# TASK BRIEF
Copy out each line of the data that holds the word "Sales".

— start —

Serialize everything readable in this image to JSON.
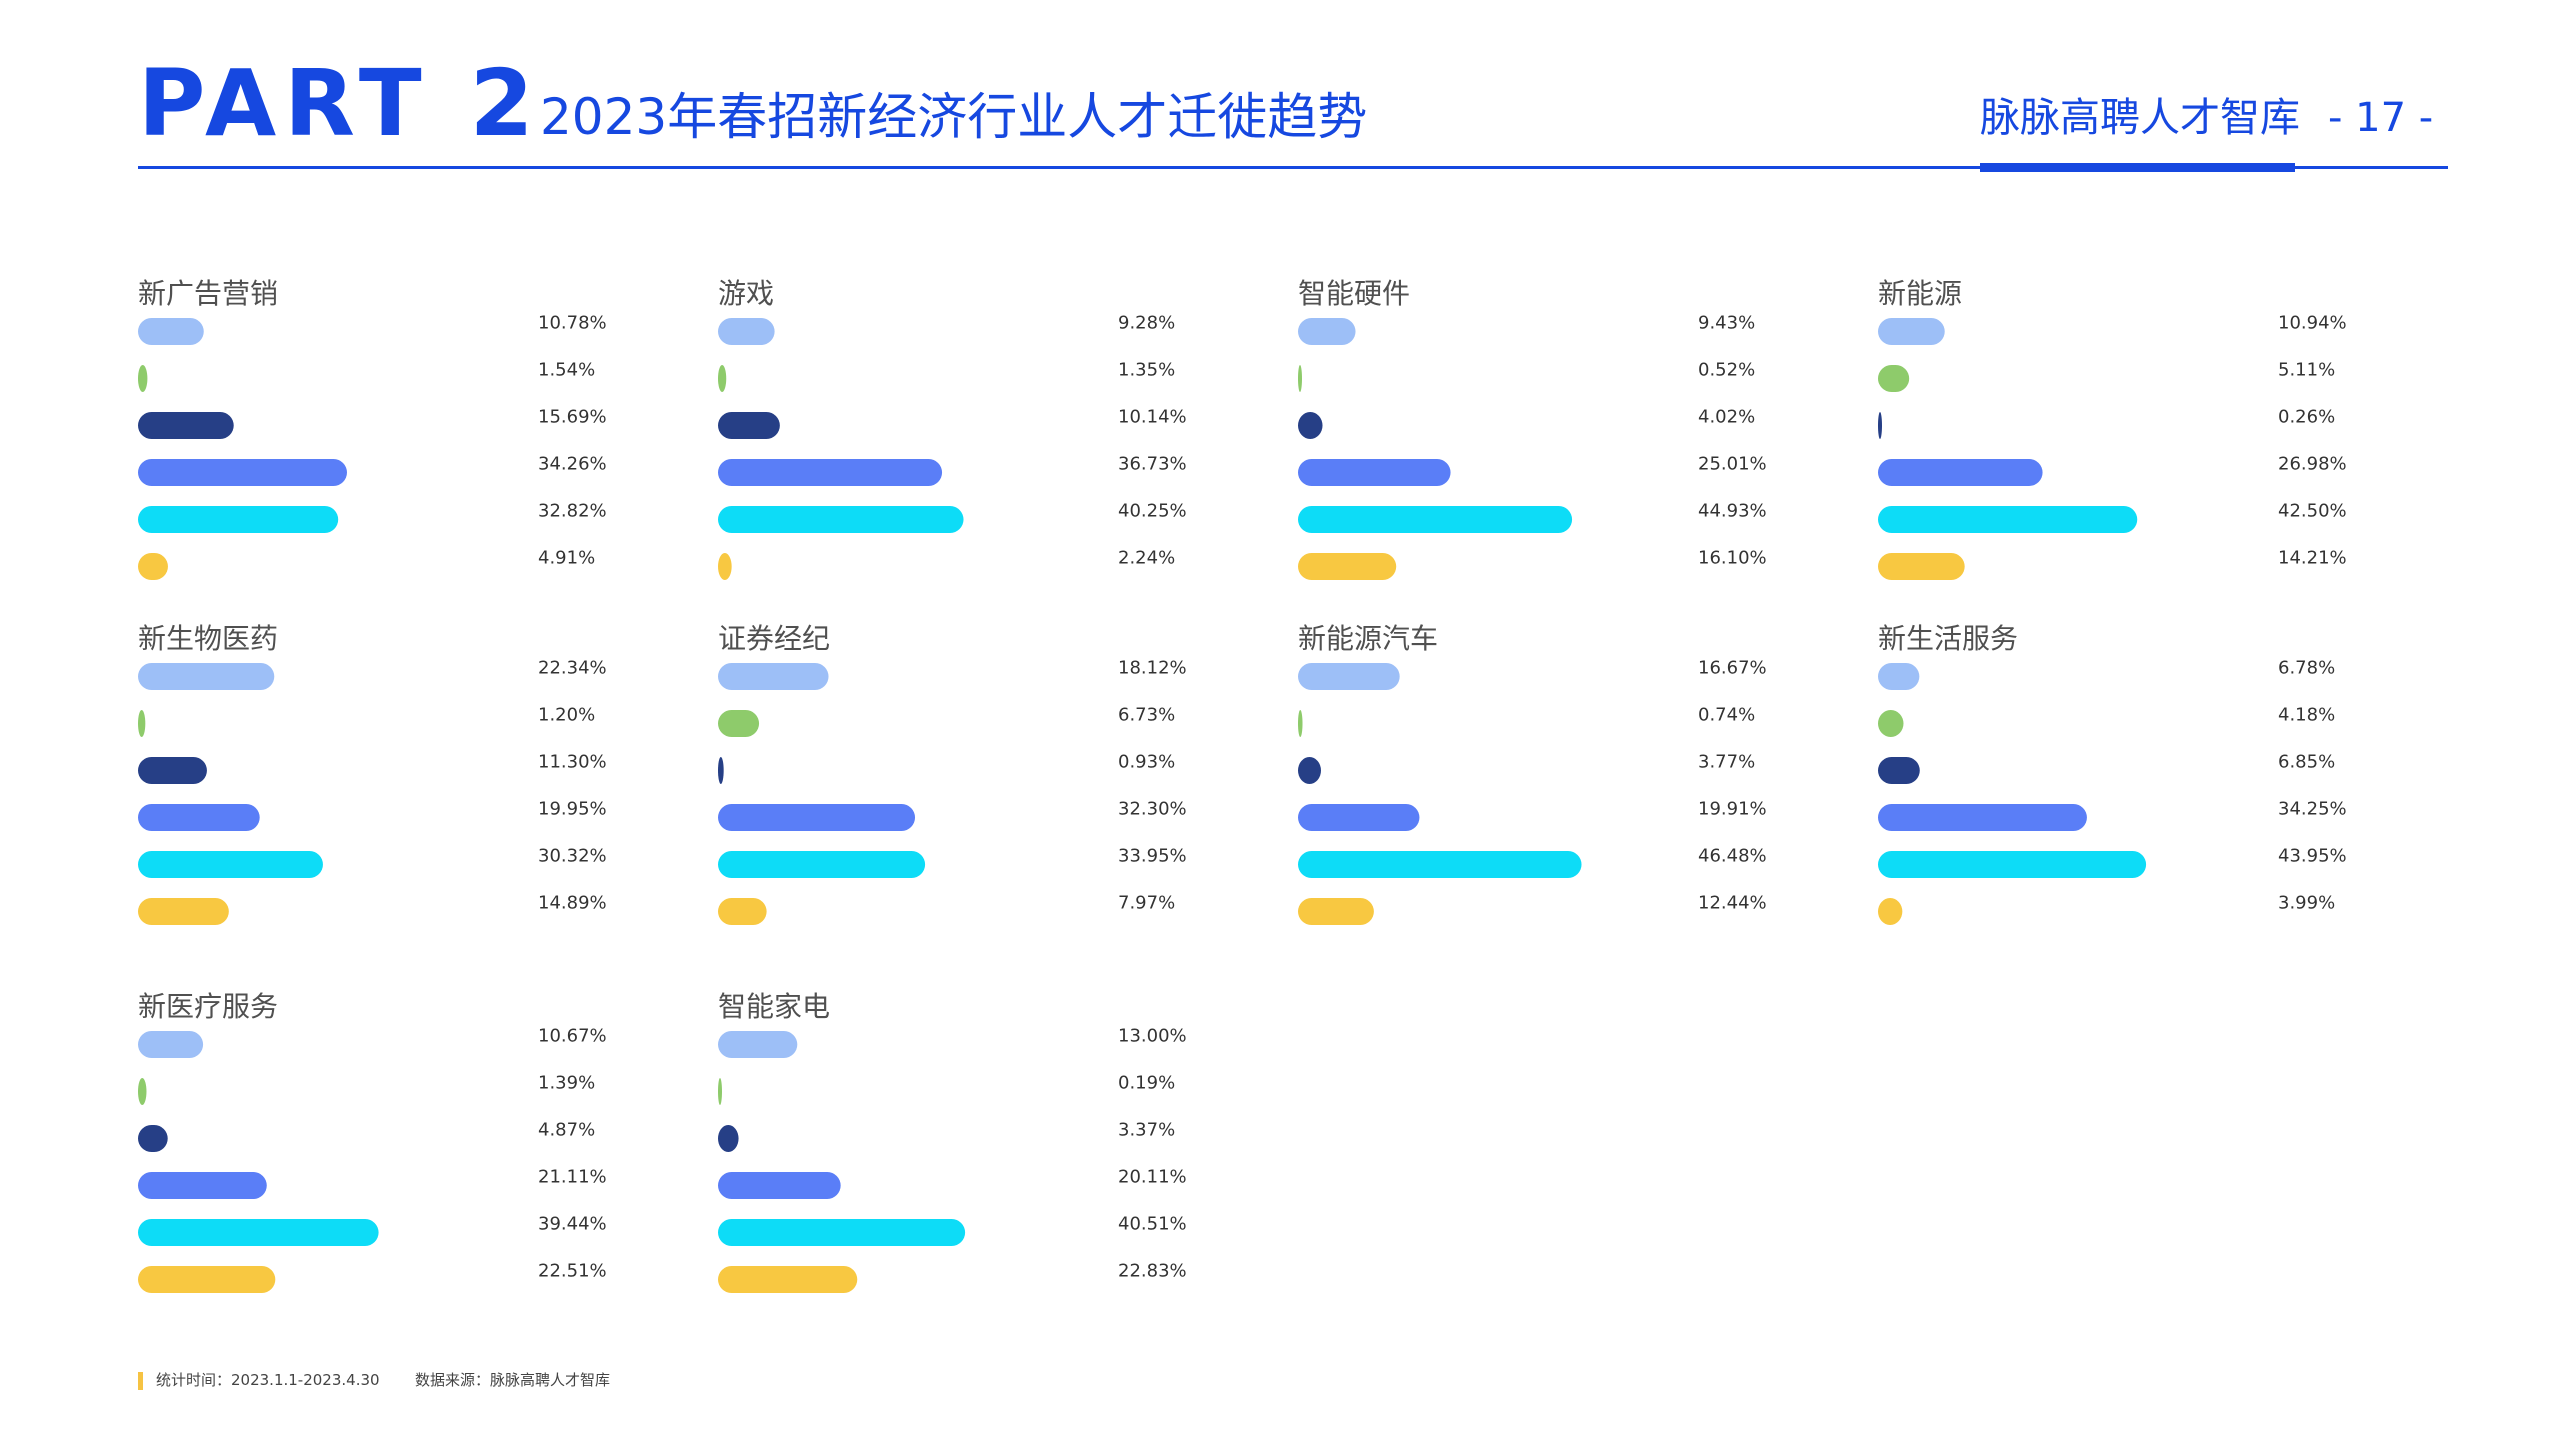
{
  "header": {
    "part_label": "PART 2",
    "title": "2023年春招新经济行业人才迁徙趋势",
    "brand": "脉脉高聘人才智库",
    "page_number": "- 17 -"
  },
  "colors": {
    "accent": "#1648e0",
    "series": [
      "#9dbff7",
      "#8ecb6b",
      "#263f86",
      "#5a7ef7",
      "#0ddcf7",
      "#f8c841"
    ]
  },
  "chart_data": [
    {
      "type": "bar",
      "title": "新广告营销",
      "values": [
        10.78,
        1.54,
        15.69,
        34.26,
        32.82,
        4.91
      ],
      "labels": [
        "10.78%",
        "1.54%",
        "15.69%",
        "34.26%",
        "32.82%",
        "4.91%"
      ]
    },
    {
      "type": "bar",
      "title": "游戏",
      "values": [
        9.28,
        1.35,
        10.14,
        36.73,
        40.25,
        2.24
      ],
      "labels": [
        "9.28%",
        "1.35%",
        "10.14%",
        "36.73%",
        "40.25%",
        "2.24%"
      ]
    },
    {
      "type": "bar",
      "title": "智能硬件",
      "values": [
        9.43,
        0.52,
        4.02,
        25.01,
        44.93,
        16.1
      ],
      "labels": [
        "9.43%",
        "0.52%",
        "4.02%",
        "25.01%",
        "44.93%",
        "16.10%"
      ]
    },
    {
      "type": "bar",
      "title": "新能源",
      "values": [
        10.94,
        5.11,
        0.26,
        26.98,
        42.5,
        14.21
      ],
      "labels": [
        "10.94%",
        "5.11%",
        "0.26%",
        "26.98%",
        "42.50%",
        "14.21%"
      ]
    },
    {
      "type": "bar",
      "title": "新生物医药",
      "values": [
        22.34,
        1.2,
        11.3,
        19.95,
        30.32,
        14.89
      ],
      "labels": [
        "22.34%",
        "1.20%",
        "11.30%",
        "19.95%",
        "30.32%",
        "14.89%"
      ]
    },
    {
      "type": "bar",
      "title": "证券经纪",
      "values": [
        18.12,
        6.73,
        0.93,
        32.3,
        33.95,
        7.97
      ],
      "labels": [
        "18.12%",
        "6.73%",
        "0.93%",
        "32.30%",
        "33.95%",
        "7.97%"
      ]
    },
    {
      "type": "bar",
      "title": "新能源汽车",
      "values": [
        16.67,
        0.74,
        3.77,
        19.91,
        46.48,
        12.44
      ],
      "labels": [
        "16.67%",
        "0.74%",
        "3.77%",
        "19.91%",
        "46.48%",
        "12.44%"
      ]
    },
    {
      "type": "bar",
      "title": "新生活服务",
      "values": [
        6.78,
        4.18,
        6.85,
        34.25,
        43.95,
        3.99
      ],
      "labels": [
        "6.78%",
        "4.18%",
        "6.85%",
        "34.25%",
        "43.95%",
        "3.99%"
      ]
    },
    {
      "type": "bar",
      "title": "新医疗服务",
      "values": [
        10.67,
        1.39,
        4.87,
        21.11,
        39.44,
        22.51
      ],
      "labels": [
        "10.67%",
        "1.39%",
        "4.87%",
        "21.11%",
        "39.44%",
        "22.51%"
      ]
    },
    {
      "type": "bar",
      "title": "智能家电",
      "values": [
        13.0,
        0.19,
        3.37,
        20.11,
        40.51,
        22.83
      ],
      "labels": [
        "13.00%",
        "0.19%",
        "3.37%",
        "20.11%",
        "40.51%",
        "22.83%"
      ]
    }
  ],
  "footer": {
    "stat_time": "统计时间：2023.1.1-2023.4.30",
    "source": "数据来源：脉脉高聘人才智库"
  }
}
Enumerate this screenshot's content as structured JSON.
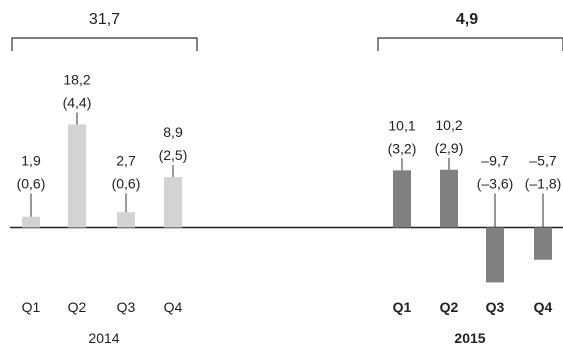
{
  "chart_data": [
    {
      "type": "bar",
      "group_label": "2014",
      "group_total_label": "31,7",
      "categories": [
        "Q1",
        "Q2",
        "Q3",
        "Q4"
      ],
      "values": [
        1.9,
        18.2,
        2.7,
        8.9
      ],
      "value_labels": [
        "1,9",
        "18,2",
        "2,7",
        "8,9"
      ],
      "secondary_labels": [
        "(0,6)",
        "(4,4)",
        "(0,6)",
        "(2,5)"
      ],
      "bar_color": "#d3d3d3",
      "emphasis": "normal"
    },
    {
      "type": "bar",
      "group_label": "2015",
      "group_total_label": "4,9",
      "categories": [
        "Q1",
        "Q2",
        "Q3",
        "Q4"
      ],
      "values": [
        10.1,
        10.2,
        -9.7,
        -5.7
      ],
      "value_labels": [
        "10,1",
        "10,2",
        "–9,7",
        "–5,7"
      ],
      "secondary_labels": [
        "(3,2)",
        "(2,9)",
        "(–3,6)",
        "(–1,8)"
      ],
      "bar_color": "#808080",
      "emphasis": "bold"
    }
  ],
  "colors": {
    "axis": "#222222",
    "connector": "#333333",
    "text": "#222222"
  }
}
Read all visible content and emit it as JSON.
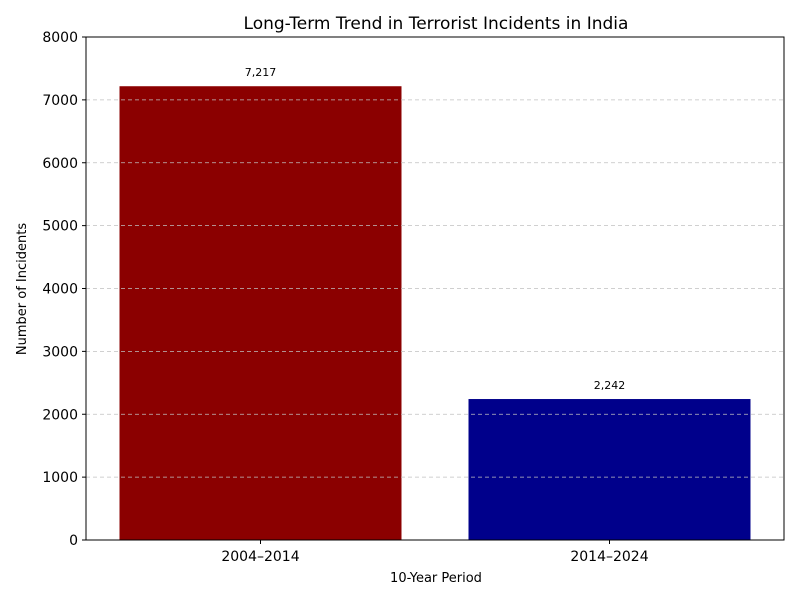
{
  "chart_data": {
    "type": "bar",
    "title": "Long-Term Trend in Terrorist Incidents in India",
    "xlabel": "10-Year Period",
    "ylabel": "Number of Incidents",
    "categories": [
      "2004–2014",
      "2014–2024"
    ],
    "values": [
      7217,
      2242
    ],
    "data_labels": [
      "7,217",
      "2,242"
    ],
    "colors": [
      "#8b0000",
      "#00008b"
    ],
    "ylim": [
      0,
      8000
    ],
    "yticks": [
      0,
      1000,
      2000,
      3000,
      4000,
      5000,
      6000,
      7000,
      8000
    ],
    "grid": "y-dashed",
    "grid_color": "#c0c0c0"
  }
}
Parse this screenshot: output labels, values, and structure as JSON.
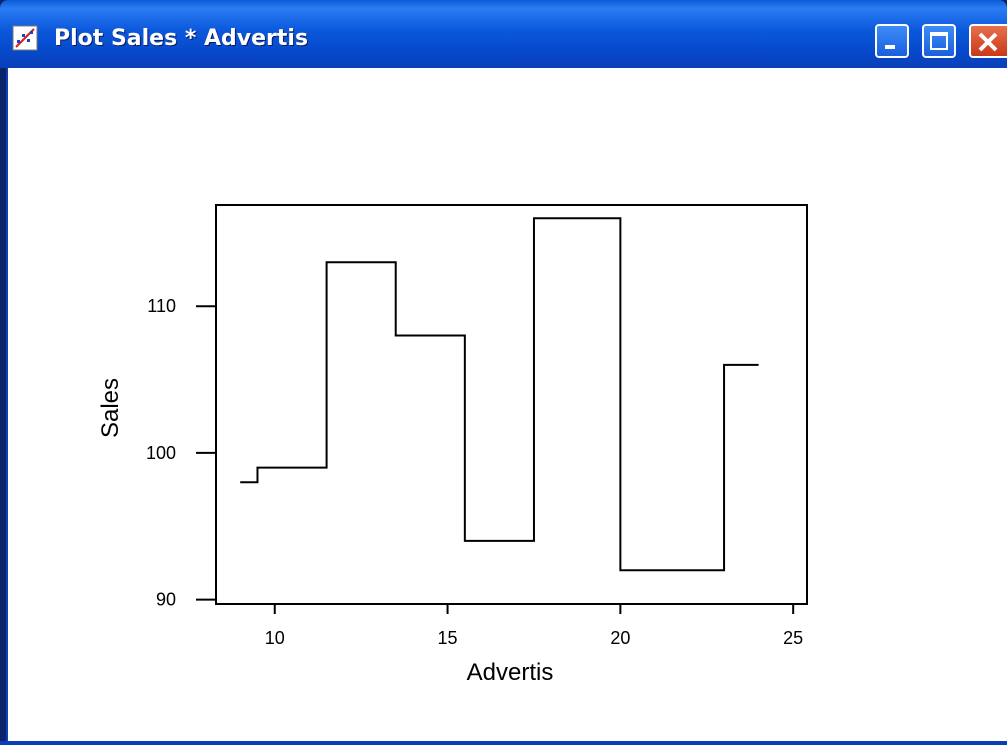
{
  "window": {
    "title": "Plot Sales * Advertis",
    "icons": {
      "app": "scatter-plot-icon",
      "minimize": "minimize-icon",
      "maximize": "maximize-icon",
      "close": "close-icon"
    },
    "colors": {
      "titlebar": "#0b58dc",
      "close": "#d6522e",
      "background": "#ffffff",
      "line": "#000000"
    }
  },
  "chart_data": {
    "type": "line",
    "step": true,
    "title": "",
    "xlabel": "Advertis",
    "ylabel": "Sales",
    "xlim": [
      8.3,
      25.4
    ],
    "ylim": [
      89.7,
      116.9
    ],
    "x_ticks": [
      10,
      15,
      20,
      25
    ],
    "y_ticks": [
      90,
      100,
      110
    ],
    "grid": false,
    "legend": "none",
    "series": [
      {
        "x": [
          9,
          9.5,
          11.5,
          13.5,
          15.5,
          17.5,
          20,
          23,
          24
        ],
        "y": [
          98,
          99,
          113,
          108,
          94,
          116,
          92,
          106,
          106
        ]
      }
    ]
  }
}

— end —

# SOLUTION TO THIS TASK
    "title": "Plot Sales * Advertis",
    "ylabel": "Sales",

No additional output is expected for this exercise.